───── Given records

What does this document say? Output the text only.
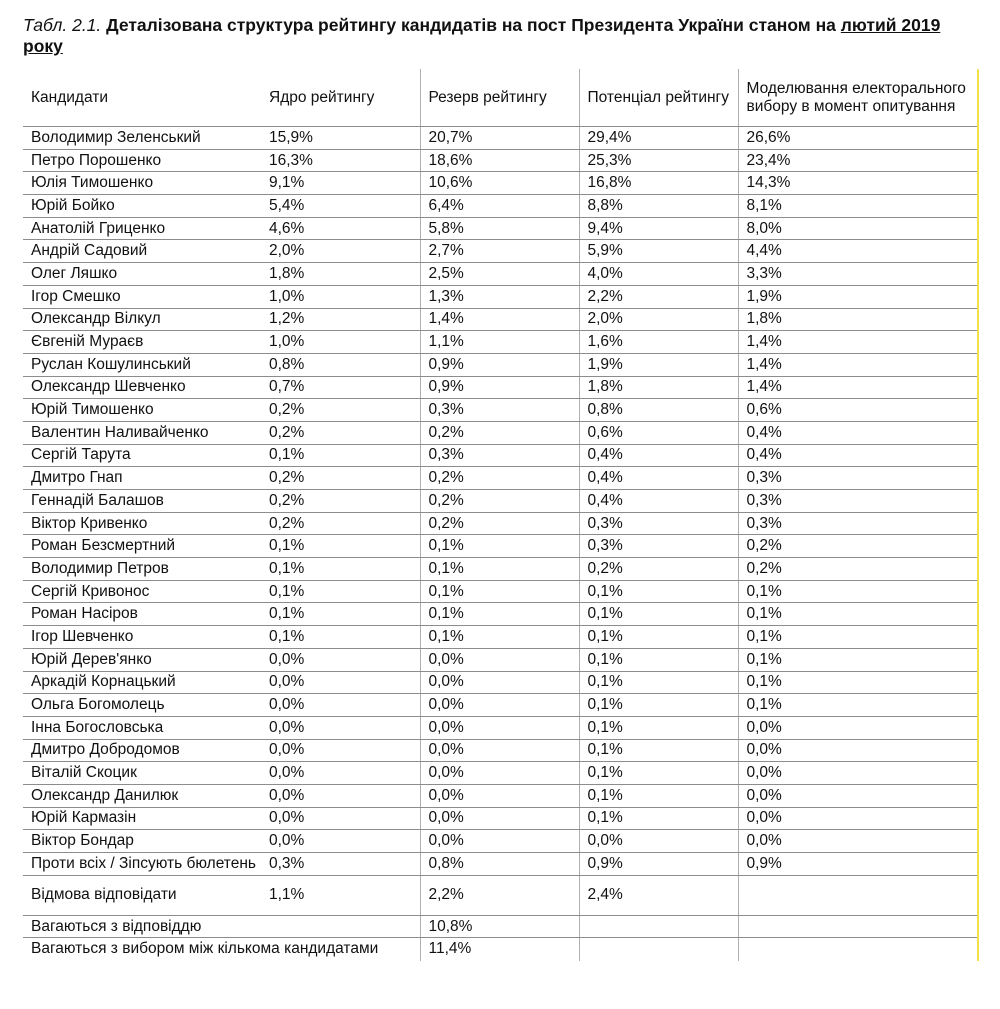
Табл. 2.1. Деталізована структура рейтингу кандидатів на пост Президента України станом на лютий 2019 року
Кандидати	Ядро рейтингу	Резерв рейтингу	Потенціал рейтингу	Моделювання електорального вибору в момент опитування
Володимир Зеленський	15,9%	20,7%	29,4%	26,6%
Петро Порошенко	16,3%	18,6%	25,3%	23,4%
Юлія Тимошенко	9,1%	10,6%	16,8%	14,3%
Юрій Бойко	5,4%	6,4%	8,8%	8,1%
Анатолій Гриценко	4,6%	5,8%	9,4%	8,0%
Андрій Садовий	2,0%	2,7%	5,9%	4,4%
Олег Ляшко	1,8%	2,5%	4,0%	3,3%
Ігор Смешко	1,0%	1,3%	2,2%	1,9%
Олександр Вілкул	1,2%	1,4%	2,0%	1,8%
Євгеній Мураєв	1,0%	1,1%	1,6%	1,4%
Руслан Кошулинський	0,8%	0,9%	1,9%	1,4%
Олександр Шевченко	0,7%	0,9%	1,8%	1,4%
Юрій Тимошенко	0,2%	0,3%	0,8%	0,6%
Валентин Наливайченко	0,2%	0,2%	0,6%	0,4%
Сергій Тарута	0,1%	0,3%	0,4%	0,4%
Дмитро Гнап	0,2%	0,2%	0,4%	0,3%
Геннадій Балашов	0,2%	0,2%	0,4%	0,3%
Віктор Кривенко	0,2%	0,2%	0,3%	0,3%
Роман Безсмертний	0,1%	0,1%	0,3%	0,2%
Володимир Петров	0,1%	0,1%	0,2%	0,2%
Сергій Кривонос	0,1%	0,1%	0,1%	0,1%
Роман Насіров	0,1%	0,1%	0,1%	0,1%
Ігор Шевченко	0,1%	0,1%	0,1%	0,1%
Юрій Дерев'янко	0,0%	0,0%	0,1%	0,1%
Аркадій Корнацький	0,0%	0,0%	0,1%	0,1%
Ольга Богомолець	0,0%	0,0%	0,1%	0,1%
Інна Богословська	0,0%	0,0%	0,1%	0,0%
Дмитро Добродомов	0,0%	0,0%	0,1%	0,0%
Віталій Скоцик	0,0%	0,0%	0,1%	0,0%
Олександр Данилюк	0,0%	0,0%	0,1%	0,0%
Юрій Кармазін	0,0%	0,0%	0,1%	0,0%
Віктор Бондар	0,0%	0,0%	0,0%	0,0%
Проти всіх / Зіпсують бюлетень	0,3%	0,8%	0,9%	0,9%
Відмова відповідати	1,1%	2,2%	2,4%	
Вагаються з відповіддю		10,8%		
Вагаються з вибором між кількома кандидатами		11,4%		
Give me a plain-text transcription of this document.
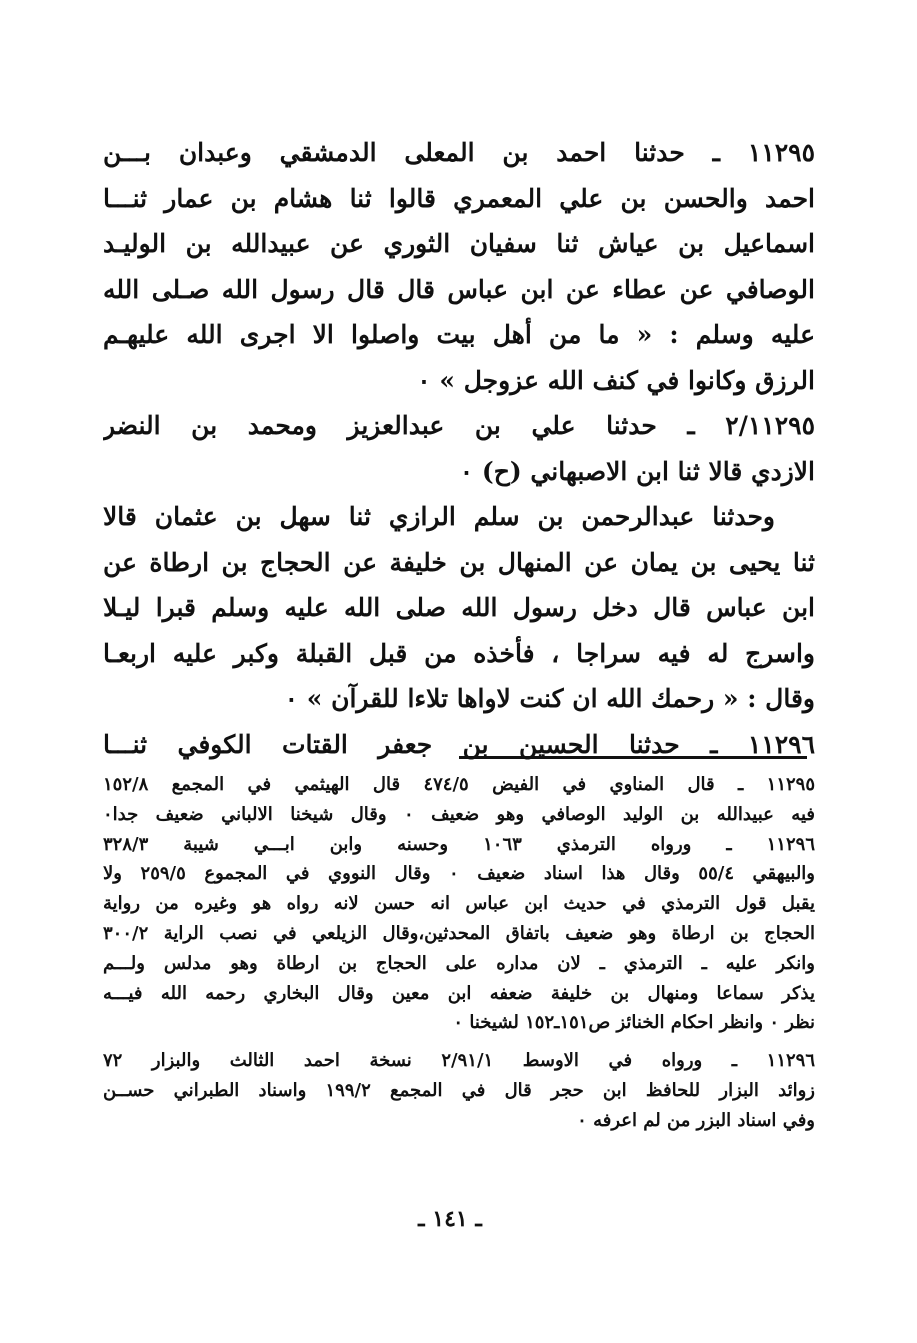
١١٢٩٥ ـ حدثنا احمد بن المعلى الدمشقي وعبدان بـــن
احمد والحسن بن علي المعمري قالوا ثنا هشام بن عمار ثنـــا
اسماعيل بن عياش ثنا سفيان الثوري عن عبيدالله بن الوليـد
الوصافي عن عطاء عن ابن عباس قال قال رسول الله صـلى الله
عليه وسلم : « ما من أهل بيت واصلوا الا اجرى الله عليهـم
الرزق وكانوا في كنف الله عزوجل » ٠
٢/١١٢٩٥ ـ حدثنا علي بن عبدالعزيز ومحمد بن النضر
الازدي قالا ثنا ابن الاصبهاني (ح) ٠
وحدثنا عبدالرحمن بن سلم الرازي ثنا سهل بن عثمان قالا
ثنا يحيى بن يمان عن المنهال بن خليفة عن الحجاج بن ارطاة عن
ابن عباس قال دخل رسول الله صلى الله عليه وسلم قبرا ليـلا
واسرج له فيه سراجا ، فأخذه من قبل القبلة وكبر عليه اربعـا
وقال : « رحمك الله ان كنت لاواها تلاءا للقرآن » ٠
١١٢٩٦ ـ حدثنا الحسين بن جعفر القتات الكوفي ثنـــا
١١٢٩٥ ـ قال المناوي في الفيض ٤٧٤/٥ قال الهيثمي في المجمع ١٥٢/٨
فيه عبيدالله بن الوليد الوصافي وهو ضعيف ٠ وقال شيخنا الالباني ضعيف جدا٠
١١٢٩٦ ـ ورواه الترمذي ١٠٦٣ وحسنه وابن ابـــي شيبة ٣٢٨/٣
والبيهقي ٥٥/٤ وقال هذا اسناد ضعيف ٠ وقال النووي في المجموع ٢٥٩/٥ ولا
يقبل قول الترمذي في حديث ابن عباس انه حسن لانه رواه هو وغيره من رواية
الحجاج بن ارطاة وهو ضعيف باتفاق المحدثين،وقال الزيلعي في نصب الراية ٣٠٠/٢
وانكر عليه ـ الترمذي ـ لان مداره على الحجاج بن ارطاة وهو مدلس ولـــم
يذكر سماعا ومنهال بن خليفة ضعفه ابن معين وقال البخاري رحمه الله فيـــه
نظر ٠ وانظر احكام الخنائز ص١٥١ـ١٥٢ لشيخنا ٠
١١٢٩٦ ـ ورواه في الاوسط ٢/٩١/١ نسخة احمد الثالث والبزار ٧٢
زوائد البزار للحافظ ابن حجر قال في المجمع ١٩٩/٢ واسناد الطبراني حســن
وفي اسناد البزر من لم اعرفه ٠
ـ ١٤١ ـ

──────────

Word for word, quote the full listing, omitting every picture.

What does this document say? Output the text only.
Табл. 2.1. Деталізована структура рейтингу кандидатів на пост Президента України станом на лютий 2019 року
Кандидати	Ядро рейтингу	Резерв рейтингу	Потенціал рейтингу	Моделювання електорального вибору в момент опитування
Володимир Зеленський	15,9%	20,7%	29,4%	26,6%
Петро Порошенко	16,3%	18,6%	25,3%	23,4%
Юлія Тимошенко	9,1%	10,6%	16,8%	14,3%
Юрій Бойко	5,4%	6,4%	8,8%	8,1%
Анатолій Гриценко	4,6%	5,8%	9,4%	8,0%
Андрій Садовий	2,0%	2,7%	5,9%	4,4%
Олег Ляшко	1,8%	2,5%	4,0%	3,3%
Ігор Смешко	1,0%	1,3%	2,2%	1,9%
Олександр Вілкул	1,2%	1,4%	2,0%	1,8%
Євгеній Мураєв	1,0%	1,1%	1,6%	1,4%
Руслан Кошулинський	0,8%	0,9%	1,9%	1,4%
Олександр Шевченко	0,7%	0,9%	1,8%	1,4%
Юрій Тимошенко	0,2%	0,3%	0,8%	0,6%
Валентин Наливайченко	0,2%	0,2%	0,6%	0,4%
Сергій Тарута	0,1%	0,3%	0,4%	0,4%
Дмитро Гнап	0,2%	0,2%	0,4%	0,3%
Геннадій Балашов	0,2%	0,2%	0,4%	0,3%
Віктор Кривенко	0,2%	0,2%	0,3%	0,3%
Роман Безсмертний	0,1%	0,1%	0,3%	0,2%
Володимир Петров	0,1%	0,1%	0,2%	0,2%
Сергій Кривонос	0,1%	0,1%	0,1%	0,1%
Роман Насіров	0,1%	0,1%	0,1%	0,1%
Ігор Шевченко	0,1%	0,1%	0,1%	0,1%
Юрій Дерев'янко	0,0%	0,0%	0,1%	0,1%
Аркадій Корнацький	0,0%	0,0%	0,1%	0,1%
Ольга Богомолець	0,0%	0,0%	0,1%	0,1%
Інна Богословська	0,0%	0,0%	0,1%	0,0%
Дмитро Добродомов	0,0%	0,0%	0,1%	0,0%
Віталій Скоцик	0,0%	0,0%	0,1%	0,0%
Олександр Данилюк	0,0%	0,0%	0,1%	0,0%
Юрій Кармазін	0,0%	0,0%	0,1%	0,0%
Віктор Бондар	0,0%	0,0%	0,0%	0,0%
Проти всіх / Зіпсують бюлетень	0,3%	0,8%	0,9%	0,9%
Відмова відповідати	1,1%	2,2%	2,4%	
Вагаються з відповіддю		10,8%		
Вагаються з вибором між кількома кандидатами		11,4%		
Give me a plain-text transcription of this document.
١١٢٩٥ ـ حدثنا احمد بن المعلى الدمشقي وعبدان بـــن
احمد والحسن بن علي المعمري قالوا ثنا هشام بن عمار ثنـــا
اسماعيل بن عياش ثنا سفيان الثوري عن عبيدالله بن الوليـد
الوصافي عن عطاء عن ابن عباس قال قال رسول الله صـلى الله
عليه وسلم : « ما من أهل بيت واصلوا الا اجرى الله عليهـم
الرزق وكانوا في كنف الله عزوجل » ٠
٢/١١٢٩٥ ـ حدثنا علي بن عبدالعزيز ومحمد بن النضر
الازدي قالا ثنا ابن الاصبهاني (ح) ٠
وحدثنا عبدالرحمن بن سلم الرازي ثنا سهل بن عثمان قالا
ثنا يحيى بن يمان عن المنهال بن خليفة عن الحجاج بن ارطاة عن
ابن عباس قال دخل رسول الله صلى الله عليه وسلم قبرا ليـلا
واسرج له فيه سراجا ، فأخذه من قبل القبلة وكبر عليه اربعـا
وقال : « رحمك الله ان كنت لاواها تلاءا للقرآن » ٠
١١٢٩٦ ـ حدثنا الحسين بن جعفر القتات الكوفي ثنـــا
١١٢٩٥ ـ قال المناوي في الفيض ٤٧٤/٥ قال الهيثمي في المجمع ١٥٢/٨
فيه عبيدالله بن الوليد الوصافي وهو ضعيف ٠ وقال شيخنا الالباني ضعيف جدا٠
١١٢٩٦ ـ ورواه الترمذي ١٠٦٣ وحسنه وابن ابـــي شيبة ٣٢٨/٣
والبيهقي ٥٥/٤ وقال هذا اسناد ضعيف ٠ وقال النووي في المجموع ٢٥٩/٥ ولا
يقبل قول الترمذي في حديث ابن عباس انه حسن لانه رواه هو وغيره من رواية
الحجاج بن ارطاة وهو ضعيف باتفاق المحدثين،وقال الزيلعي في نصب الراية ٣٠٠/٢
وانكر عليه ـ الترمذي ـ لان مداره على الحجاج بن ارطاة وهو مدلس ولـــم
يذكر سماعا ومنهال بن خليفة ضعفه ابن معين وقال البخاري رحمه الله فيـــه
نظر ٠ وانظر احكام الخنائز ص١٥١ـ١٥٢ لشيخنا ٠
١١٢٩٦ ـ ورواه في الاوسط ٢/٩١/١ نسخة احمد الثالث والبزار ٧٢
زوائد البزار للحافظ ابن حجر قال في المجمع ١٩٩/٢ واسناد الطبراني حســن
وفي اسناد البزر من لم اعرفه ٠
ـ ١٤١ ـ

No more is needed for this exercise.